>> Start
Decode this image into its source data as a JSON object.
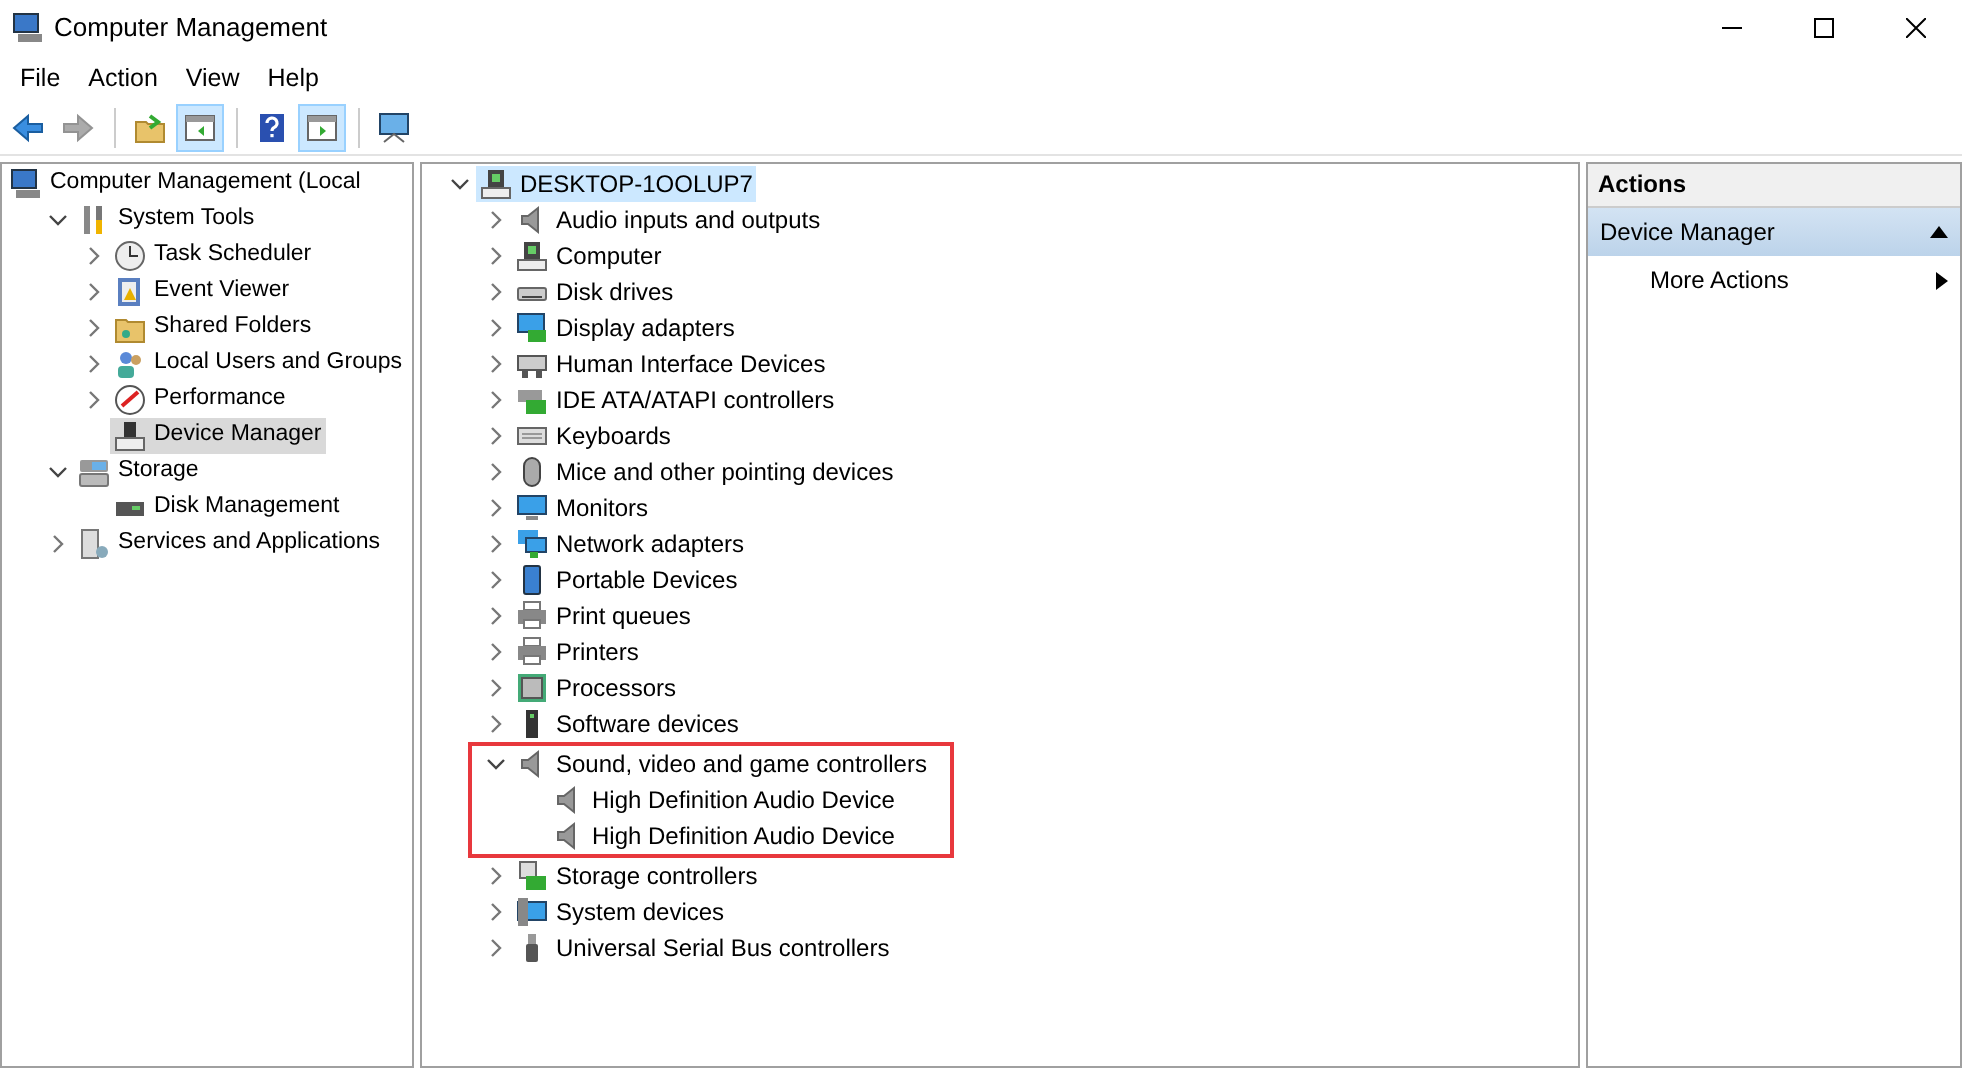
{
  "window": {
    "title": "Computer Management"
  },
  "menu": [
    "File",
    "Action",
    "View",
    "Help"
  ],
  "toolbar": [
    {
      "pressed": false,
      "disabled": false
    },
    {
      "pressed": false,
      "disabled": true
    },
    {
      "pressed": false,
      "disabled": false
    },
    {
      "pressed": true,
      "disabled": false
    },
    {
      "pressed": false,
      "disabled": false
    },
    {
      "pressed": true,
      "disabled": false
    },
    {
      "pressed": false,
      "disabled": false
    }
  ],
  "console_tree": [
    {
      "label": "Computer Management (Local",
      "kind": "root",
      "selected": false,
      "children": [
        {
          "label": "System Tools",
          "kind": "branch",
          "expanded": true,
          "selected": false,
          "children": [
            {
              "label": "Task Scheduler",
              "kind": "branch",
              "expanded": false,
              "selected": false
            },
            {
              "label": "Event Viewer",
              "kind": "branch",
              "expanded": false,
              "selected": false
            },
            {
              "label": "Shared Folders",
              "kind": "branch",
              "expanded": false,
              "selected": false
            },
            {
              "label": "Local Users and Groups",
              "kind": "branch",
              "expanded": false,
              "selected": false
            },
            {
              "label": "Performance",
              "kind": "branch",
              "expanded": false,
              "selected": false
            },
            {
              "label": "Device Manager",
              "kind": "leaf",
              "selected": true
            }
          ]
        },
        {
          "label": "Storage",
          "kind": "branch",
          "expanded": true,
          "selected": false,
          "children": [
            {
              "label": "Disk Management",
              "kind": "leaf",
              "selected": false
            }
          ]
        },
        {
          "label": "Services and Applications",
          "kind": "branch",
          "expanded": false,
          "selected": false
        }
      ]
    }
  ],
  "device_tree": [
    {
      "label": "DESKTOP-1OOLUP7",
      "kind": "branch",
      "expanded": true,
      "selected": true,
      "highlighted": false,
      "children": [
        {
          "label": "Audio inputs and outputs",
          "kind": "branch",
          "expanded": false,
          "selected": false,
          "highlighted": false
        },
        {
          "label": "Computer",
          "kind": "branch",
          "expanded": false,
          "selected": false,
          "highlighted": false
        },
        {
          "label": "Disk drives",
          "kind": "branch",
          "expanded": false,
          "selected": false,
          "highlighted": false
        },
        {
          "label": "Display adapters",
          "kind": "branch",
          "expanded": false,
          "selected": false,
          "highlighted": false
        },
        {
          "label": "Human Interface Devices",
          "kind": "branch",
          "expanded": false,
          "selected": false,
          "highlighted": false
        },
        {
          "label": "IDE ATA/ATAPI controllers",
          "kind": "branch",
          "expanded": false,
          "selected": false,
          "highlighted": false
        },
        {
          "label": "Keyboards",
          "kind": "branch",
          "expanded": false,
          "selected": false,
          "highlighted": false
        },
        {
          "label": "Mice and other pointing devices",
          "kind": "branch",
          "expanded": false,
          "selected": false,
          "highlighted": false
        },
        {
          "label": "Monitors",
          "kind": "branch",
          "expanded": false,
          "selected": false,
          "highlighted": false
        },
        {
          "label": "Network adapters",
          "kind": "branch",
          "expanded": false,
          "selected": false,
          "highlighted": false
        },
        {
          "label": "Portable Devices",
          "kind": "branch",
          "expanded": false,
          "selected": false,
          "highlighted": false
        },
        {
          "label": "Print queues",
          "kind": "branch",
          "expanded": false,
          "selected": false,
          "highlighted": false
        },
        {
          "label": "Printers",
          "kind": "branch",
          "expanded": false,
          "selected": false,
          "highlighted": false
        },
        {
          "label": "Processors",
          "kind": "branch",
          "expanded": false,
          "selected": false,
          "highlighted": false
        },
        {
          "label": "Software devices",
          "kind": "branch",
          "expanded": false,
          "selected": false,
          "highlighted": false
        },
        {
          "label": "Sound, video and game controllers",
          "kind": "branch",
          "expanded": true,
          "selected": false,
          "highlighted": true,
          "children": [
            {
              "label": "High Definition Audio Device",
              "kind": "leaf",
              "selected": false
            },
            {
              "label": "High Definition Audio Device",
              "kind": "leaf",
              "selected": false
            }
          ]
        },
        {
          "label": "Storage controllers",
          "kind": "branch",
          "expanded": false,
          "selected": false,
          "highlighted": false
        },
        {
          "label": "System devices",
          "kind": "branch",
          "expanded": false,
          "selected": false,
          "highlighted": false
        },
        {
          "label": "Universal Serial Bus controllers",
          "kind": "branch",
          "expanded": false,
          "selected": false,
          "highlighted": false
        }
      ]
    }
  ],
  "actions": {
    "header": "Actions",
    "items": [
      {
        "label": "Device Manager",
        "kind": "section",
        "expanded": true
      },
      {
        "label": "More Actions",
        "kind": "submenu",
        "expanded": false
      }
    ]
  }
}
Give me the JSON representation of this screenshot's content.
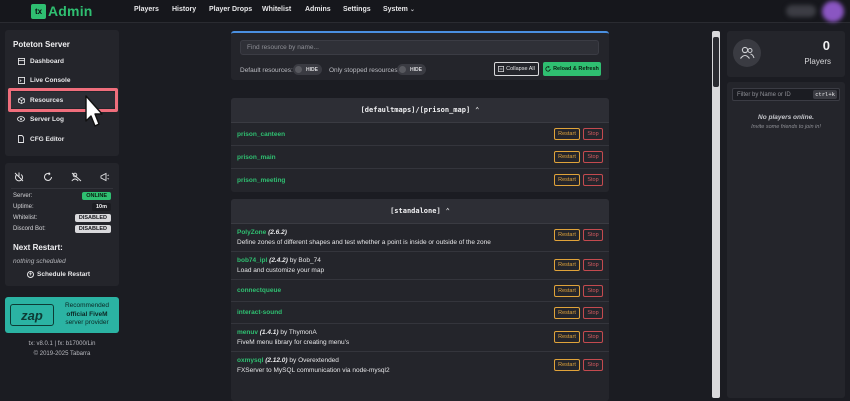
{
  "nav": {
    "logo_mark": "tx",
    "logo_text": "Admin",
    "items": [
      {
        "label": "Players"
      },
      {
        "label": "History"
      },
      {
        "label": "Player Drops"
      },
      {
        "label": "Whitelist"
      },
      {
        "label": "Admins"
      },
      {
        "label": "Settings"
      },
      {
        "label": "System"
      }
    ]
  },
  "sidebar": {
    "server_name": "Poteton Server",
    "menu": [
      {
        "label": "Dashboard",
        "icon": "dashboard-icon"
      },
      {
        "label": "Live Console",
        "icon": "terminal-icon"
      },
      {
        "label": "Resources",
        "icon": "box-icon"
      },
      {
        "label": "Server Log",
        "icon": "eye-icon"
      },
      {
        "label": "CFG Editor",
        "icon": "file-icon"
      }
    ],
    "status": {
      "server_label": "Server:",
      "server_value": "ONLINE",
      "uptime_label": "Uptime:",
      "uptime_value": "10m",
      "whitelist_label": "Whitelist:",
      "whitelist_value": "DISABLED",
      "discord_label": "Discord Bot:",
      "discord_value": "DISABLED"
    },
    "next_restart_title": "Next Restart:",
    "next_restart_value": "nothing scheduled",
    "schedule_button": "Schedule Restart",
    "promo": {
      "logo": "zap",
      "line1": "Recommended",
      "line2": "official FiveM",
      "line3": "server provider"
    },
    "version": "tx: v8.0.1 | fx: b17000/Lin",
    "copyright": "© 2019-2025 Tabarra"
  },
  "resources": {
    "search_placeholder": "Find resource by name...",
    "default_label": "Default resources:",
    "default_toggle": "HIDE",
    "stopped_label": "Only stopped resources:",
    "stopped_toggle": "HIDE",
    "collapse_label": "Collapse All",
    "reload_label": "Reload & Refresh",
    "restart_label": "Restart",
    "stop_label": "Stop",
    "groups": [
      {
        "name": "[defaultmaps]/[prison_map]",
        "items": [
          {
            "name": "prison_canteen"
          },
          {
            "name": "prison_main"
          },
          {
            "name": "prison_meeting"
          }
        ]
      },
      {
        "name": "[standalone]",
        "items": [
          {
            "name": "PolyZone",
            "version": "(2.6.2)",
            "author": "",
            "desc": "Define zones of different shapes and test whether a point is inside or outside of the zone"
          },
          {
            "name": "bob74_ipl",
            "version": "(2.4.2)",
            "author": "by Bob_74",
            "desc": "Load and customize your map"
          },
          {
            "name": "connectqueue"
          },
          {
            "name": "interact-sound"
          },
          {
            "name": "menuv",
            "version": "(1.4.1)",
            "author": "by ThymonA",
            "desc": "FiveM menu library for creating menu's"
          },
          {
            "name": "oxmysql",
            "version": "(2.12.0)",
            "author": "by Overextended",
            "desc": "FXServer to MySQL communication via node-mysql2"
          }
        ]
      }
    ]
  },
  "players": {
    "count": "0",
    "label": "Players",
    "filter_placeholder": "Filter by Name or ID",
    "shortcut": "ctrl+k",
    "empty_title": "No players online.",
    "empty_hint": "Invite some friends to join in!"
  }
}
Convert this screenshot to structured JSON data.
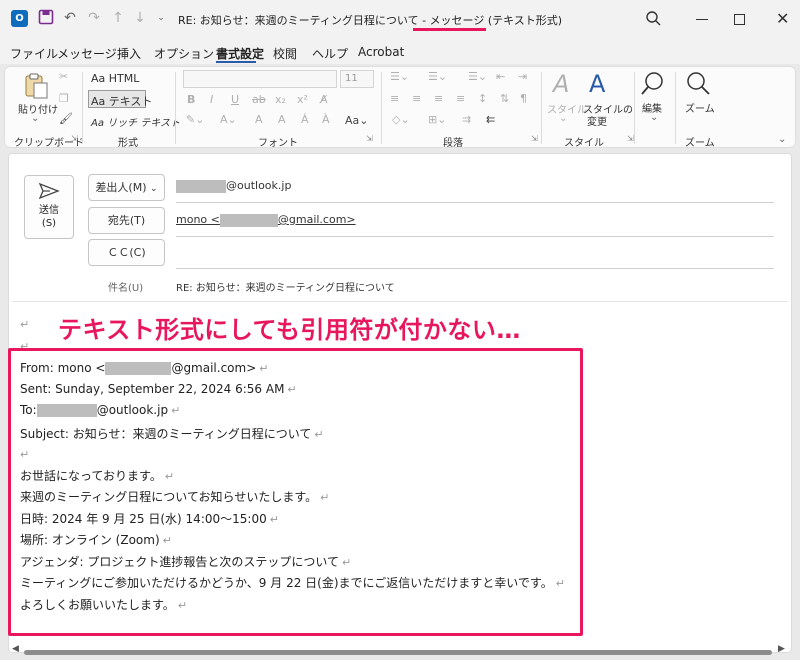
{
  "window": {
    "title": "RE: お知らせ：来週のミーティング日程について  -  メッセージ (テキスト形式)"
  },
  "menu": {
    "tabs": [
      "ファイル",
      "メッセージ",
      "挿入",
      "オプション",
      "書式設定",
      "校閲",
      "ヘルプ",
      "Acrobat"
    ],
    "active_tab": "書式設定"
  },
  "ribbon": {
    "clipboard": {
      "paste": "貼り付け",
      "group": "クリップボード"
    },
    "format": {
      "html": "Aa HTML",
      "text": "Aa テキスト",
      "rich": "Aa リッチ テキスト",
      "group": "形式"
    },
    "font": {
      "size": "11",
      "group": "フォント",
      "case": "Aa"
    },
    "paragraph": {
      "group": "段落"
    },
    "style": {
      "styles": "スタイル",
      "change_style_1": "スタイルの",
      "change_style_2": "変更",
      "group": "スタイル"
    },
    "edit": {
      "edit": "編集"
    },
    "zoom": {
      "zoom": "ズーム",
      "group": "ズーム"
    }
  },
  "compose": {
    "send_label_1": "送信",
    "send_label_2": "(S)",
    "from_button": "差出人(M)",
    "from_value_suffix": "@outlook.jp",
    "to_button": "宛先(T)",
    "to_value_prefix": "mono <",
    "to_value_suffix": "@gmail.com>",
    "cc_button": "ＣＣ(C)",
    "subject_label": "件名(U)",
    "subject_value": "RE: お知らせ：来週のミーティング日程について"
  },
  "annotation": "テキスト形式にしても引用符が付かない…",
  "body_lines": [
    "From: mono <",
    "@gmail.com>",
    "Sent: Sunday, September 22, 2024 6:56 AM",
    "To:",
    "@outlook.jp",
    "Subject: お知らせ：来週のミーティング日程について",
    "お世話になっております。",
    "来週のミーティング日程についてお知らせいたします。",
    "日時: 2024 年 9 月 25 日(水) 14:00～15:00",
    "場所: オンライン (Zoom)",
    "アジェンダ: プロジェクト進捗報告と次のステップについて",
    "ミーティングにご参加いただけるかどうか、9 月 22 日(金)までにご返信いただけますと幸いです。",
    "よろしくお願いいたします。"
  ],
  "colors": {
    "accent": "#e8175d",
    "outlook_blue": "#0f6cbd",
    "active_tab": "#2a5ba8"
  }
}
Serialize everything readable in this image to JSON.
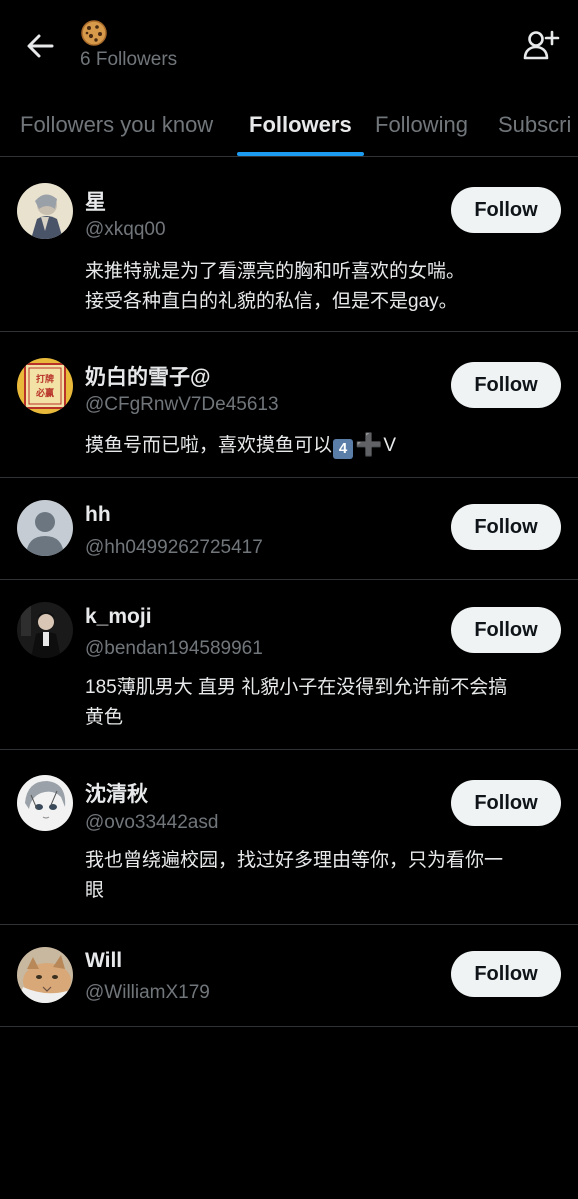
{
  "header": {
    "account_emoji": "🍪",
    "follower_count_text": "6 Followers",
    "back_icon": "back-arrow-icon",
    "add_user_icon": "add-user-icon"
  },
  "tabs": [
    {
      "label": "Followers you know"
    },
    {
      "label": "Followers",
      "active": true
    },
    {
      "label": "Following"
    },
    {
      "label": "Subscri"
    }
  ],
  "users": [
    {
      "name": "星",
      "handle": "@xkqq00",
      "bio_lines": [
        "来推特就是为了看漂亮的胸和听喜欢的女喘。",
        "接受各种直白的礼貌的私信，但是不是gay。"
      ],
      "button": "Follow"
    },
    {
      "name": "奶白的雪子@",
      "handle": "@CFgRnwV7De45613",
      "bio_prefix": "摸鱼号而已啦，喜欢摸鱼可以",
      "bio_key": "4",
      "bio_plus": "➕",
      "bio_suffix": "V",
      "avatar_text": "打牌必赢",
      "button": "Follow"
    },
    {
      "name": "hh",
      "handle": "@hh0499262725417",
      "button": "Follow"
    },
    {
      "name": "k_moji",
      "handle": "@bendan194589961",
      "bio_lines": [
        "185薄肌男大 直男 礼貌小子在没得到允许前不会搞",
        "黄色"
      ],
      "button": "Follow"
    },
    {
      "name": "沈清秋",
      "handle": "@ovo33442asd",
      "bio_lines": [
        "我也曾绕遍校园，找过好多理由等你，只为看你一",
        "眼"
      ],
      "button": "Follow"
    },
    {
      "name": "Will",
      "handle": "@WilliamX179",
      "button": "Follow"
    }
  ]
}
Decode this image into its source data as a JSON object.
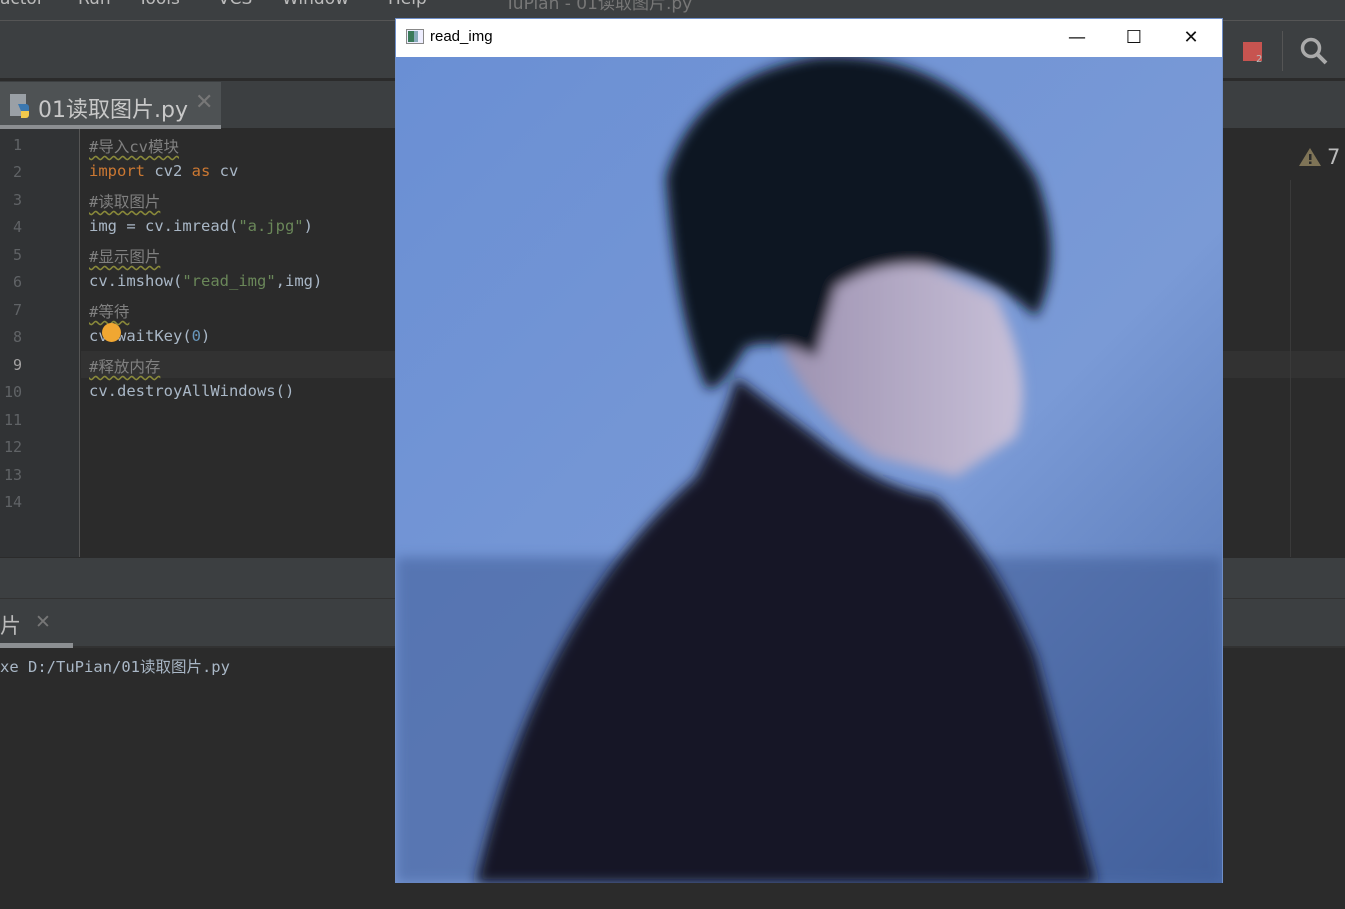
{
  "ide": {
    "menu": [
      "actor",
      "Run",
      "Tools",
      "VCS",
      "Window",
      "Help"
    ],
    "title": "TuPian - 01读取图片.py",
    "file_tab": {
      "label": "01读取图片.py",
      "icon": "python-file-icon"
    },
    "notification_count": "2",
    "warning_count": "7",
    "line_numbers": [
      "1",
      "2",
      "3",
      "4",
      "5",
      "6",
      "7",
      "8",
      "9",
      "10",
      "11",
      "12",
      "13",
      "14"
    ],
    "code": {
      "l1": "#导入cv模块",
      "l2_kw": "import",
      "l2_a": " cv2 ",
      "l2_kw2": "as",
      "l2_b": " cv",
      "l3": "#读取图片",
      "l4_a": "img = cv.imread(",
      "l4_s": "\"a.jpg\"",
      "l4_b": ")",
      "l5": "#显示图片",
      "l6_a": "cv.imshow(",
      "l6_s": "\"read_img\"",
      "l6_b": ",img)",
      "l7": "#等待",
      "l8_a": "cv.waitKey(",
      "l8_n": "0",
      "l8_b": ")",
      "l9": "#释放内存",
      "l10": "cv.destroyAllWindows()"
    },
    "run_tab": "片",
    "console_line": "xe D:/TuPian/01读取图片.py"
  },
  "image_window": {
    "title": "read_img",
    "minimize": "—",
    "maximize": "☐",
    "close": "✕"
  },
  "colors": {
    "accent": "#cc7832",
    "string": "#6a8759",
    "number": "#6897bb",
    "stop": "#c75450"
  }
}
>> End
● Task statement: Search the entries for the word "author", then list each line that holds it.

● Final answer:
            "author": "",
            "author": "by Bob_74",
            "author": "by ThymonA",
            "author": "by Overextended",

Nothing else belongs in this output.